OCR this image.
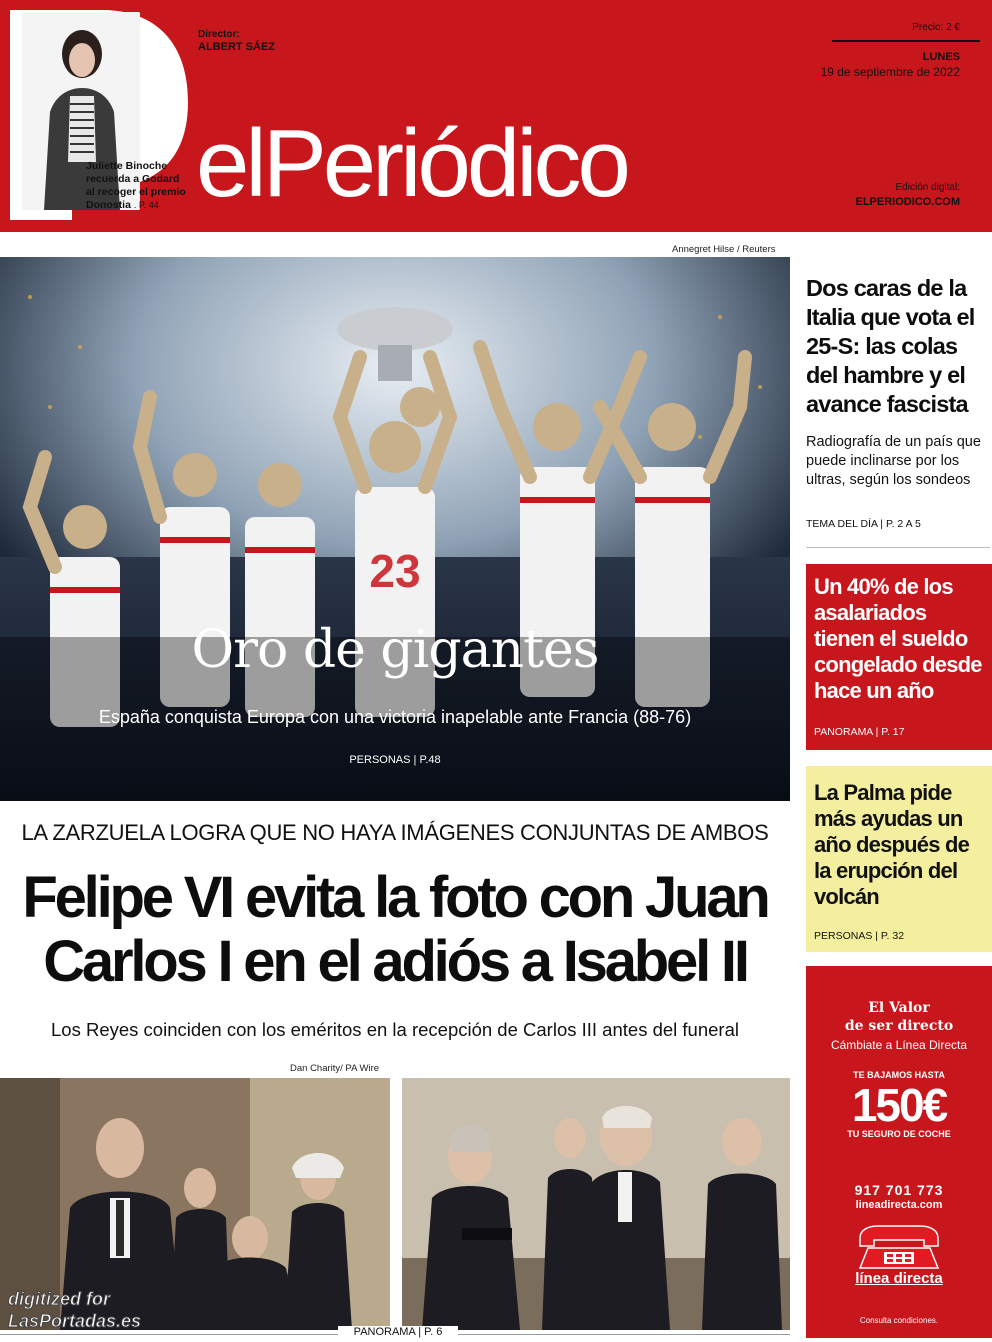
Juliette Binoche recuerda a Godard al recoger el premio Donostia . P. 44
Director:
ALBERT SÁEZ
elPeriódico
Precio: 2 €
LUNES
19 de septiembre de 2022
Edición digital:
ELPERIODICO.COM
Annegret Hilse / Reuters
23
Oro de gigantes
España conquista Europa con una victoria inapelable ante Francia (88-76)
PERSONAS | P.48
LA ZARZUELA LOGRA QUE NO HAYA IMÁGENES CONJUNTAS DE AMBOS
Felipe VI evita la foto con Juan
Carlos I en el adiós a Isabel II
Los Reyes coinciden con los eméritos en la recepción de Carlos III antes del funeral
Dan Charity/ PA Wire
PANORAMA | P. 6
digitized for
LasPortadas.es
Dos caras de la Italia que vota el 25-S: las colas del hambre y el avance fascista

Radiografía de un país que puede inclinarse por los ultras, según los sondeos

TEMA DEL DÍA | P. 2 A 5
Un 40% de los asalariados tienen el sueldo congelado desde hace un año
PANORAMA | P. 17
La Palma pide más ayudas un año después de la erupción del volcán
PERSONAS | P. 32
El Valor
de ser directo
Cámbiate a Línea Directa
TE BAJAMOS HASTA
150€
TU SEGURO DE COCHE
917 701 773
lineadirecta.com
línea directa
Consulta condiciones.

----

# YOUR TASK:
Leave out the pictures, then return every line of the data exactly.

# RESPONSE TO THE TASK:
OCR this image.
Juliette Binoche recuerda a Godard al recoger el premio Donostia . P. 44
Director:
ALBERT SÁEZ
elPeriódico
Precio: 2 €
LUNES
19 de septiembre de 2022
Edición digital:
ELPERIODICO.COM
Annegret Hilse / Reuters
23
Oro de gigantes
España conquista Europa con una victoria inapelable ante Francia (88-76)
PERSONAS | P.48
LA ZARZUELA LOGRA QUE NO HAYA IMÁGENES CONJUNTAS DE AMBOS
Felipe VI evita la foto con Juan
Carlos I en el adiós a Isabel II
Los Reyes coinciden con los eméritos en la recepción de Carlos III antes del funeral
Dan Charity/ PA Wire
PANORAMA | P. 6
digitized for
LasPortadas.es
Dos caras de la Italia que vota el 25-S: las colas del hambre y el avance fascista

Radiografía de un país que puede inclinarse por los ultras, según los sondeos

TEMA DEL DÍA | P. 2 A 5
Un 40% de los asalariados tienen el sueldo congelado desde hace un año
PANORAMA | P. 17
La Palma pide más ayudas un año después de la erupción del volcán
PERSONAS | P. 32
El Valor
de ser directo
Cámbiate a Línea Directa
TE BAJAMOS HASTA
150€
TU SEGURO DE COCHE
917 701 773
lineadirecta.com
línea directa
Consulta condiciones.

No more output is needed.